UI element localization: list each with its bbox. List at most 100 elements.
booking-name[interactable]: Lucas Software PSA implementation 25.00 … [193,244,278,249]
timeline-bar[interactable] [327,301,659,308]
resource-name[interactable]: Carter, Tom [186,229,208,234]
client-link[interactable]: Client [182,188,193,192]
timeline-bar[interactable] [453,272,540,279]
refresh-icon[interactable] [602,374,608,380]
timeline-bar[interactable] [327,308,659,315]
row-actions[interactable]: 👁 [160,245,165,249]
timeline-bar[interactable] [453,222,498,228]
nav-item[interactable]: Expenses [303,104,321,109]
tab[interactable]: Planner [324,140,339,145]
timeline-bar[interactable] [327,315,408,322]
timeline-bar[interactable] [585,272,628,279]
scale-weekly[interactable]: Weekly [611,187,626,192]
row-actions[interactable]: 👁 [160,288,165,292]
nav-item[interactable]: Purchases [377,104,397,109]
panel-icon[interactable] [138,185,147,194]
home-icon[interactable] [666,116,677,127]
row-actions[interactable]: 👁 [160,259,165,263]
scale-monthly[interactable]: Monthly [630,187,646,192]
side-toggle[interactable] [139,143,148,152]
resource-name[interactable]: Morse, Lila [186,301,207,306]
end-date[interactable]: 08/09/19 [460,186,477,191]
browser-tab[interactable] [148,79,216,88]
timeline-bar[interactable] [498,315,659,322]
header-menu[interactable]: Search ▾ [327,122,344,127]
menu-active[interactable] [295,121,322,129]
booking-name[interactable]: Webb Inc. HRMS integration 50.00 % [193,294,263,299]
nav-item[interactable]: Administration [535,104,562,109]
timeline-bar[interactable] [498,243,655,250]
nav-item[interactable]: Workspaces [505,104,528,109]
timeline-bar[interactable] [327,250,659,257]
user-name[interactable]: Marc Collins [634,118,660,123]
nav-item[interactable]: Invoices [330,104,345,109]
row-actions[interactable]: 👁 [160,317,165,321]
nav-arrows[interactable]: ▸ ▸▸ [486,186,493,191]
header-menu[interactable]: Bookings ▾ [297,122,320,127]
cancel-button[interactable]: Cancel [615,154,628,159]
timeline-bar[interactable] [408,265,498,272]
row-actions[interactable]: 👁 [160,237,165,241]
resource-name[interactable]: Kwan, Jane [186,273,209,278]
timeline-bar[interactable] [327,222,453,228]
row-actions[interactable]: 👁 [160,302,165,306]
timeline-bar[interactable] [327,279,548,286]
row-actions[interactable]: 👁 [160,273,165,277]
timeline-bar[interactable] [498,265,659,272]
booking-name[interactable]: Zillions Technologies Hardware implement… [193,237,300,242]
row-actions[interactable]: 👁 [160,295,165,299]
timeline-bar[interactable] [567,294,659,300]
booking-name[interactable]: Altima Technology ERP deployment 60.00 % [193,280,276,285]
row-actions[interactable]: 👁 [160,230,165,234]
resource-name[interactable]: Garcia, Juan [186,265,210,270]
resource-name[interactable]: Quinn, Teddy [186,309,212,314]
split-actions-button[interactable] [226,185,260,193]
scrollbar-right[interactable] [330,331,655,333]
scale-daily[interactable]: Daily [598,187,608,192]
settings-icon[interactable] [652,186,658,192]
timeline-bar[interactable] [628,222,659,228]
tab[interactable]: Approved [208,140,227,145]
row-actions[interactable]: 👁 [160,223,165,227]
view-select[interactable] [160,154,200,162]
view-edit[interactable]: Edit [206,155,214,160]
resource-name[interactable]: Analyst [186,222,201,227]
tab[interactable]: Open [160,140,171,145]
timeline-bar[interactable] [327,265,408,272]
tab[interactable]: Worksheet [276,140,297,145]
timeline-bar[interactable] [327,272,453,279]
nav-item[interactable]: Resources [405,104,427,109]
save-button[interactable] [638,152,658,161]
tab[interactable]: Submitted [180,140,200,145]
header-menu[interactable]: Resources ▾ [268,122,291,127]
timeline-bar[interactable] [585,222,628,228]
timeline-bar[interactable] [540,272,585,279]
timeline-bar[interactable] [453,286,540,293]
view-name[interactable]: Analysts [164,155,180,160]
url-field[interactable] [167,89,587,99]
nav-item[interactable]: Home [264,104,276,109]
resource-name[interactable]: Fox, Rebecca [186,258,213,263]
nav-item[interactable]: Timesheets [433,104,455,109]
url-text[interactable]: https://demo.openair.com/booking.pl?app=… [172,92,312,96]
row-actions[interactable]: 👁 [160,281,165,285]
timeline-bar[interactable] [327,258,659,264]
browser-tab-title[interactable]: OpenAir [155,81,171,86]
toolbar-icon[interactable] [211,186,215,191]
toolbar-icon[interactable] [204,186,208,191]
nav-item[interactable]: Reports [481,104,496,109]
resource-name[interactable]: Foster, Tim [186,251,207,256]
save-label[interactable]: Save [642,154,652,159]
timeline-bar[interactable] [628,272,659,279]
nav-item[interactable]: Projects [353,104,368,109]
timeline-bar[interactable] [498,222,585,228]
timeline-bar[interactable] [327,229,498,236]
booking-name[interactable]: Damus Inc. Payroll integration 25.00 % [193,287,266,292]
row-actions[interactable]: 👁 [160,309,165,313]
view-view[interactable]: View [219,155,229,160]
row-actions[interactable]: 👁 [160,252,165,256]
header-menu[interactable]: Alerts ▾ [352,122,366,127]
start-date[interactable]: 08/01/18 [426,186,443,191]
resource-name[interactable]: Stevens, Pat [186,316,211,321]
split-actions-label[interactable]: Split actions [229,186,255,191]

════

* [ANFORDERUNGEN] Gib die Zeilen oben wortgetreu wieder.

* [AUSGABE DIESER AUFGABE]
UI element localization: list each with its bbox. List at most 100 elements.
booking-name[interactable]: Lucas Software PSA implementation 25.00 … [193,244,278,249]
timeline-bar[interactable] [327,301,659,308]
resource-name[interactable]: Carter, Tom [186,229,208,234]
client-link[interactable]: Client [182,188,193,192]
timeline-bar[interactable] [453,272,540,279]
refresh-icon[interactable] [602,374,608,380]
timeline-bar[interactable] [327,308,659,315]
row-actions[interactable]: 👁 [160,245,165,249]
timeline-bar[interactable] [453,222,498,228]
nav-item[interactable]: Expenses [303,104,321,109]
tab[interactable]: Planner [324,140,339,145]
timeline-bar[interactable] [327,315,408,322]
timeline-bar[interactable] [585,272,628,279]
scale-weekly[interactable]: Weekly [611,187,626,192]
row-actions[interactable]: 👁 [160,288,165,292]
nav-item[interactable]: Purchases [377,104,397,109]
panel-icon[interactable] [138,185,147,194]
home-icon[interactable] [666,116,677,127]
row-actions[interactable]: 👁 [160,259,165,263]
scale-monthly[interactable]: Monthly [630,187,646,192]
side-toggle[interactable] [139,143,148,152]
resource-name[interactable]: Morse, Lila [186,301,207,306]
end-date[interactable]: 08/09/19 [460,186,477,191]
browser-tab[interactable] [148,79,216,88]
timeline-bar[interactable] [498,315,659,322]
header-menu[interactable]: Search ▾ [327,122,344,127]
menu-active[interactable] [295,121,322,129]
booking-name[interactable]: Webb Inc. HRMS integration 50.00 % [193,294,263,299]
nav-item[interactable]: Administration [535,104,562,109]
timeline-bar[interactable] [498,243,655,250]
nav-item[interactable]: Workspaces [505,104,528,109]
timeline-bar[interactable] [327,250,659,257]
user-name[interactable]: Marc Collins [634,118,660,123]
nav-item[interactable]: Invoices [330,104,345,109]
row-actions[interactable]: 👁 [160,317,165,321]
nav-arrows[interactable]: ▸ ▸▸ [486,186,493,191]
header-menu[interactable]: Bookings ▾ [297,122,320,127]
cancel-button[interactable]: Cancel [615,154,628,159]
timeline-bar[interactable] [408,265,498,272]
row-actions[interactable]: 👁 [160,237,165,241]
resource-name[interactable]: Kwan, Jane [186,273,209,278]
timeline-bar[interactable] [327,222,453,228]
row-actions[interactable]: 👁 [160,302,165,306]
timeline-bar[interactable] [327,279,548,286]
row-actions[interactable]: 👁 [160,273,165,277]
timeline-bar[interactable] [498,265,659,272]
booking-name[interactable]: Zillions Technologies Hardware implement… [193,237,300,242]
row-actions[interactable]: 👁 [160,295,165,299]
timeline-bar[interactable] [567,294,659,300]
booking-name[interactable]: Altima Technology ERP deployment 60.00 % [193,280,276,285]
row-actions[interactable]: 👁 [160,230,165,234]
resource-name[interactable]: Garcia, Juan [186,265,210,270]
resource-name[interactable]: Quinn, Teddy [186,309,212,314]
split-actions-button[interactable] [226,185,260,193]
scrollbar-right[interactable] [330,331,655,333]
scale-daily[interactable]: Daily [598,187,608,192]
settings-icon[interactable] [652,186,658,192]
timeline-bar[interactable] [628,222,659,228]
tab[interactable]: Approved [208,140,227,145]
row-actions[interactable]: 👁 [160,223,165,227]
view-select[interactable] [160,154,200,162]
view-edit[interactable]: Edit [206,155,214,160]
resource-name[interactable]: Analyst [186,222,201,227]
tab[interactable]: Open [160,140,171,145]
timeline-bar[interactable] [327,265,408,272]
tab[interactable]: Worksheet [276,140,297,145]
timeline-bar[interactable] [327,272,453,279]
nav-item[interactable]: Resources [405,104,427,109]
save-button[interactable] [638,152,658,161]
tab[interactable]: Submitted [180,140,200,145]
header-menu[interactable]: Resources ▾ [268,122,291,127]
timeline-bar[interactable] [585,222,628,228]
timeline-bar[interactable] [540,272,585,279]
timeline-bar[interactable] [453,286,540,293]
view-name[interactable]: Analysts [164,155,180,160]
url-field[interactable] [167,89,587,99]
nav-item[interactable]: Home [264,104,276,109]
resource-name[interactable]: Fox, Rebecca [186,258,213,263]
nav-item[interactable]: Timesheets [433,104,455,109]
url-text[interactable]: https://demo.openair.com/booking.pl?app=… [172,92,312,96]
row-actions[interactable]: 👁 [160,281,165,285]
timeline-bar[interactable] [327,258,659,264]
browser-tab-title[interactable]: OpenAir [155,81,171,86]
toolbar-icon[interactable] [211,186,215,191]
toolbar-icon[interactable] [204,186,208,191]
nav-item[interactable]: Reports [481,104,496,109]
resource-name[interactable]: Foster, Tim [186,251,207,256]
save-label[interactable]: Save [642,154,652,159]
timeline-bar[interactable] [628,272,659,279]
nav-item[interactable]: Projects [353,104,368,109]
timeline-bar[interactable] [498,222,585,228]
timeline-bar[interactable] [327,229,498,236]
booking-name[interactable]: Damus Inc. Payroll integration 25.00 % [193,287,266,292]
row-actions[interactable]: 👁 [160,309,165,313]
view-view[interactable]: View [219,155,229,160]
row-actions[interactable]: 👁 [160,252,165,256]
header-menu[interactable]: Alerts ▾ [352,122,366,127]
start-date[interactable]: 08/01/18 [426,186,443,191]
resource-name[interactable]: Stevens, Pat [186,316,211,321]
split-actions-label[interactable]: Split actions [229,186,255,191]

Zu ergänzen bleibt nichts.